[start of Dataset excerpts]

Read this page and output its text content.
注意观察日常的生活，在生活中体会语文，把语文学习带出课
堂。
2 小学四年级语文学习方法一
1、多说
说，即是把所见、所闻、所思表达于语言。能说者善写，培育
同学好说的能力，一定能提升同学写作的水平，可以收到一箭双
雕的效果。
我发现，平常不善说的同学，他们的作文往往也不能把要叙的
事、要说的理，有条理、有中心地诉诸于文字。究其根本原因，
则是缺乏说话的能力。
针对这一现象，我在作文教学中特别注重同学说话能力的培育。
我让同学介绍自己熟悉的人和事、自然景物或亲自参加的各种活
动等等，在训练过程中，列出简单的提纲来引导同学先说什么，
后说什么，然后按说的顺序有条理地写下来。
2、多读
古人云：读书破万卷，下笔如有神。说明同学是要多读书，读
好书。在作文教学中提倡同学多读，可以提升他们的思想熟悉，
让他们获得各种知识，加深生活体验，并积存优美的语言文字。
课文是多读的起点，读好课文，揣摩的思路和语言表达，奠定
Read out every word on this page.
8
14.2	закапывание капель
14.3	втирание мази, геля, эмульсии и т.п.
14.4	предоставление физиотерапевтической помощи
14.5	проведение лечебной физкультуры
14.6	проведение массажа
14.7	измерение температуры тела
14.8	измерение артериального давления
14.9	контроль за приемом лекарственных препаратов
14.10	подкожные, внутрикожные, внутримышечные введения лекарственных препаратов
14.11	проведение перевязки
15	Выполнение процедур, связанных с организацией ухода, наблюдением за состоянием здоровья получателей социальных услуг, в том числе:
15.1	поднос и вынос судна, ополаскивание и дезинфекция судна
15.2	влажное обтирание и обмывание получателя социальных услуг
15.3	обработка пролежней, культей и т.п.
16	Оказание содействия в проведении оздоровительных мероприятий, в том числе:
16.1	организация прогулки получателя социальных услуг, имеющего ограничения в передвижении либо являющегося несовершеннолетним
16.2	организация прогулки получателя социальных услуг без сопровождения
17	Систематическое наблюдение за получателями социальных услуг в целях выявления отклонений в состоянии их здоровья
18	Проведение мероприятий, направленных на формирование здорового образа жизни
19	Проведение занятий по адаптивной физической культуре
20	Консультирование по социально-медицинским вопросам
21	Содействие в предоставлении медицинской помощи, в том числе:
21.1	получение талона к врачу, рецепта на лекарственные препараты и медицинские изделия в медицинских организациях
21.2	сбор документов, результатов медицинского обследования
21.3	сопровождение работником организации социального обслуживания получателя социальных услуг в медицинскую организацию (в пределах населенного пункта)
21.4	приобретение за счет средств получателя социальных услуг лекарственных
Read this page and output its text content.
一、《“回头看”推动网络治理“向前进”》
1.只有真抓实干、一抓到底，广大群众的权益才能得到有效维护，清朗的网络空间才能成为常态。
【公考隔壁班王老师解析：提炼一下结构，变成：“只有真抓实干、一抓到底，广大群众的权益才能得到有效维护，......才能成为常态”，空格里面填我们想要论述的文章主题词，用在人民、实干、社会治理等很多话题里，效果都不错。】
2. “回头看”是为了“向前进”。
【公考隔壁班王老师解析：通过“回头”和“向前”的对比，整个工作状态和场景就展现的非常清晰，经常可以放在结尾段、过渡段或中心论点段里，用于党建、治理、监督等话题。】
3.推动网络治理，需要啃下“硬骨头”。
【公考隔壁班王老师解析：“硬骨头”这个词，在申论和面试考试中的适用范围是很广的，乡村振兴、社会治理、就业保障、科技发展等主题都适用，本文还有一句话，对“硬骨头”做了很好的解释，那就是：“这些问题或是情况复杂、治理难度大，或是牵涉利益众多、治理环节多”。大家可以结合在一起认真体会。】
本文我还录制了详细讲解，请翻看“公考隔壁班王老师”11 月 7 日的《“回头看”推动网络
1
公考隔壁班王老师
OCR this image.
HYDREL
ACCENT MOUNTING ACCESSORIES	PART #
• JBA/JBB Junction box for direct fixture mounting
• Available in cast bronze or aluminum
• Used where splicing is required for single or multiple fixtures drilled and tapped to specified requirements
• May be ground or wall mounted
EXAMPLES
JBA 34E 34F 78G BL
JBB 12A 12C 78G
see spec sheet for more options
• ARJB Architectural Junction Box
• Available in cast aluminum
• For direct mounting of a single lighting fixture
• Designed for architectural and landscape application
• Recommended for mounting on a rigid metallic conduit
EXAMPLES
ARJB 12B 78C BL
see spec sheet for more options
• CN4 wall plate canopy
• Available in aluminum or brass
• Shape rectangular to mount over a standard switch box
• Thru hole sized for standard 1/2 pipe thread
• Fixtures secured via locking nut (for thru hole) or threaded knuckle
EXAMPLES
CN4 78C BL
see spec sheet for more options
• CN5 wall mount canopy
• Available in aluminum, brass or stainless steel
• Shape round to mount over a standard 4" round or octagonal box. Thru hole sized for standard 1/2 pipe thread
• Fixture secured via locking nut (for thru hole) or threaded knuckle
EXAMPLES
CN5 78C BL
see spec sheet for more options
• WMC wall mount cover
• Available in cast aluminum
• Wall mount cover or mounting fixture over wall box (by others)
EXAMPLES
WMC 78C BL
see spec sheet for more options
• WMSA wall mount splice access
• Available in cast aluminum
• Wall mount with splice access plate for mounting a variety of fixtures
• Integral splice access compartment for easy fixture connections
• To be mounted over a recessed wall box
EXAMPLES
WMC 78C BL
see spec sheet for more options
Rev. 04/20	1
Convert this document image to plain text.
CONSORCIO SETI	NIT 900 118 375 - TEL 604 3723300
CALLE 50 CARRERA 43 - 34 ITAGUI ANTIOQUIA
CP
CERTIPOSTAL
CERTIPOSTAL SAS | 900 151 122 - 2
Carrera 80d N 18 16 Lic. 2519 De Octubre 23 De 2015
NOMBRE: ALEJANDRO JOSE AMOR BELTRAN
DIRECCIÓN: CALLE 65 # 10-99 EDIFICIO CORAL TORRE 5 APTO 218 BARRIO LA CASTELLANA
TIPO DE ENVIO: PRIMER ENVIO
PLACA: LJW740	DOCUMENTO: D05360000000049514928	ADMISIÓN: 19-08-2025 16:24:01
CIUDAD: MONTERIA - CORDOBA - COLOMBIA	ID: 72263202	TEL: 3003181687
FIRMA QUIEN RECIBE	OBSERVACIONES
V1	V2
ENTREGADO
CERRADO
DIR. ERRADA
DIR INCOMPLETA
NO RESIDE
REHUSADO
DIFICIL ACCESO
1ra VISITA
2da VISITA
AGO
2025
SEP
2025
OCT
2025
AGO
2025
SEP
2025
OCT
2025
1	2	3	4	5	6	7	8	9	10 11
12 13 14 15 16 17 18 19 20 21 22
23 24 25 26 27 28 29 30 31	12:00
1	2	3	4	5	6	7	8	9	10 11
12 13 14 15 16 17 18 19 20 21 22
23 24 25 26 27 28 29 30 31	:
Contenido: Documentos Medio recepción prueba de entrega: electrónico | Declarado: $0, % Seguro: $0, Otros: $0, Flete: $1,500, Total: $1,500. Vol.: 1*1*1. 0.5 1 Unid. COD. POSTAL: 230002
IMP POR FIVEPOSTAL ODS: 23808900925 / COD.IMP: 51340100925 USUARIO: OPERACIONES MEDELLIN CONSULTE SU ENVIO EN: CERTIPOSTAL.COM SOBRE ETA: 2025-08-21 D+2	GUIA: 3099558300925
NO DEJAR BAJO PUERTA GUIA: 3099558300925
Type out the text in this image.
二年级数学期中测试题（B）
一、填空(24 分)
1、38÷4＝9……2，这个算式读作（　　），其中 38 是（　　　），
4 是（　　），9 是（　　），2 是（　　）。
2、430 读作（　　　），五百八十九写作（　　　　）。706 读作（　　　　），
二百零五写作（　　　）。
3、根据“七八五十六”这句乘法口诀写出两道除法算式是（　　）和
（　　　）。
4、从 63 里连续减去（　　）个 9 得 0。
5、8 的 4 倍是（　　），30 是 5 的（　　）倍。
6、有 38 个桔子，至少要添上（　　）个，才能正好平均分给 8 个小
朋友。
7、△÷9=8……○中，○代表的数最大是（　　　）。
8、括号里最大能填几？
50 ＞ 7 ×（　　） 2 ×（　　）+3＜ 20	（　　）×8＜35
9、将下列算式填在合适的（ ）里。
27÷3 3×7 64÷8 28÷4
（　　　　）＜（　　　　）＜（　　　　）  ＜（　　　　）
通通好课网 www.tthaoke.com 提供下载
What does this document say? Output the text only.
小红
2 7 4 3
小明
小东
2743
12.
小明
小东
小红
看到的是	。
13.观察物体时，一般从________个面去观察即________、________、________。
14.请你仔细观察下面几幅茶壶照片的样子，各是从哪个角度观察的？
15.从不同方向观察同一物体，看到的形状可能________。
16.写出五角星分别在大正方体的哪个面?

[end of Dataset excerpts]

## The task:
In the entries above, identify every line with the string "threaded".

## Expected output:
• Fixtures secured via locking nut (for thru hole) or threaded knuckle
• Fixture secured via locking nut (for thru hole) or threaded knuckle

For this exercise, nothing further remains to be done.